Goal of the exercise >> Each entry that follows must be output without any deviation.

The data >>
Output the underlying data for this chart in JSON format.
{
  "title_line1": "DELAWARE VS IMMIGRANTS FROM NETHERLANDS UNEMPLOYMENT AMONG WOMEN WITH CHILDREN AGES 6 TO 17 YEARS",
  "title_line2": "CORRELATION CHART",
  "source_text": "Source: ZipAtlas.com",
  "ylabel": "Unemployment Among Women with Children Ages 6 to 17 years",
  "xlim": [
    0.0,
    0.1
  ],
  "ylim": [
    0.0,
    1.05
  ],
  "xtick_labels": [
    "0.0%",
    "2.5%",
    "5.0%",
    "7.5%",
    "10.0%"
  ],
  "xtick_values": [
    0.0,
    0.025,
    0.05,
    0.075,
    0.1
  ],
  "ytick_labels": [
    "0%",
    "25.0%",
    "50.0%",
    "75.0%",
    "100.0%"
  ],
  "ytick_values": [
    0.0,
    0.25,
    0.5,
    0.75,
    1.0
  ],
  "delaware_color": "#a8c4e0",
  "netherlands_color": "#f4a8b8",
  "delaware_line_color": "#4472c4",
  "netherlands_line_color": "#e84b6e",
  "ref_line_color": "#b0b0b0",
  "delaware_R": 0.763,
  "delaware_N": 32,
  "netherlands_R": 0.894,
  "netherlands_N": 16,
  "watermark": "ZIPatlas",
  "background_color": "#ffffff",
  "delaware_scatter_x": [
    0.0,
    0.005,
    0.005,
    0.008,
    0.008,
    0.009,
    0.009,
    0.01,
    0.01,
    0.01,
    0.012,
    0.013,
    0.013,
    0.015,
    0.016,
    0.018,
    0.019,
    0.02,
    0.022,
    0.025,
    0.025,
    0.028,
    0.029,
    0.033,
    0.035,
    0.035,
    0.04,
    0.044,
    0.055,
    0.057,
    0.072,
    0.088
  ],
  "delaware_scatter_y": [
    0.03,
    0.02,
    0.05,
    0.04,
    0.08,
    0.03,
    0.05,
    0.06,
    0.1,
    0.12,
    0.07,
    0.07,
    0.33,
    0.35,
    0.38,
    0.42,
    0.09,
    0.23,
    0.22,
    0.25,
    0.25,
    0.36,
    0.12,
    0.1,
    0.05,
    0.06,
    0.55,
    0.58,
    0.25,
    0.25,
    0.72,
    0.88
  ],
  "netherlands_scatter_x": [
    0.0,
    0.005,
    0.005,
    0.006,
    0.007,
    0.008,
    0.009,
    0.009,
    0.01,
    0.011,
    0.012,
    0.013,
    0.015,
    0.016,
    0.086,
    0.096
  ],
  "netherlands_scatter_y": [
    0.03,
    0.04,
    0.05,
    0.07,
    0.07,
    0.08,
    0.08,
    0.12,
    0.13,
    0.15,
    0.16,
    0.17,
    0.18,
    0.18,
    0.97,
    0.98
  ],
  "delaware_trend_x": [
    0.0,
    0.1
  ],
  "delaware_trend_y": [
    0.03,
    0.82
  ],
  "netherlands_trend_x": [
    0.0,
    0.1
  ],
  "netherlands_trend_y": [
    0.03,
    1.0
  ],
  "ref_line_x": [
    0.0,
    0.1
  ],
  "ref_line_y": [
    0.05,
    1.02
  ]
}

Response to the exercise >>
Output the underlying data for this chart in JSON format.
{
  "title_line1": "DELAWARE VS IMMIGRANTS FROM NETHERLANDS UNEMPLOYMENT AMONG WOMEN WITH CHILDREN AGES 6 TO 17 YEARS",
  "title_line2": "CORRELATION CHART",
  "source_text": "Source: ZipAtlas.com",
  "ylabel": "Unemployment Among Women with Children Ages 6 to 17 years",
  "xlim": [
    0.0,
    0.1
  ],
  "ylim": [
    0.0,
    1.05
  ],
  "xtick_labels": [
    "0.0%",
    "2.5%",
    "5.0%",
    "7.5%",
    "10.0%"
  ],
  "xtick_values": [
    0.0,
    0.025,
    0.05,
    0.075,
    0.1
  ],
  "ytick_labels": [
    "0%",
    "25.0%",
    "50.0%",
    "75.0%",
    "100.0%"
  ],
  "ytick_values": [
    0.0,
    0.25,
    0.5,
    0.75,
    1.0
  ],
  "delaware_color": "#a8c4e0",
  "netherlands_color": "#f4a8b8",
  "delaware_line_color": "#4472c4",
  "netherlands_line_color": "#e84b6e",
  "ref_line_color": "#b0b0b0",
  "delaware_R": 0.763,
  "delaware_N": 32,
  "netherlands_R": 0.894,
  "netherlands_N": 16,
  "watermark": "ZIPatlas",
  "background_color": "#ffffff",
  "delaware_scatter_x": [
    0.0,
    0.005,
    0.005,
    0.008,
    0.008,
    0.009,
    0.009,
    0.01,
    0.01,
    0.01,
    0.012,
    0.013,
    0.013,
    0.015,
    0.016,
    0.018,
    0.019,
    0.02,
    0.022,
    0.025,
    0.025,
    0.028,
    0.029,
    0.033,
    0.035,
    0.035,
    0.04,
    0.044,
    0.055,
    0.057,
    0.072,
    0.088
  ],
  "delaware_scatter_y": [
    0.03,
    0.02,
    0.05,
    0.04,
    0.08,
    0.03,
    0.05,
    0.06,
    0.1,
    0.12,
    0.07,
    0.07,
    0.33,
    0.35,
    0.38,
    0.42,
    0.09,
    0.23,
    0.22,
    0.25,
    0.25,
    0.36,
    0.12,
    0.1,
    0.05,
    0.06,
    0.55,
    0.58,
    0.25,
    0.25,
    0.72,
    0.88
  ],
  "netherlands_scatter_x": [
    0.0,
    0.005,
    0.005,
    0.006,
    0.007,
    0.008,
    0.009,
    0.009,
    0.01,
    0.011,
    0.012,
    0.013,
    0.015,
    0.016,
    0.086,
    0.096
  ],
  "netherlands_scatter_y": [
    0.03,
    0.04,
    0.05,
    0.07,
    0.07,
    0.08,
    0.08,
    0.12,
    0.13,
    0.15,
    0.16,
    0.17,
    0.18,
    0.18,
    0.97,
    0.98
  ],
  "delaware_trend_x": [
    0.0,
    0.1
  ],
  "delaware_trend_y": [
    0.03,
    0.82
  ],
  "netherlands_trend_x": [
    0.0,
    0.1
  ],
  "netherlands_trend_y": [
    0.03,
    1.0
  ],
  "ref_line_x": [
    0.0,
    0.1
  ],
  "ref_line_y": [
    0.05,
    1.02
  ]
}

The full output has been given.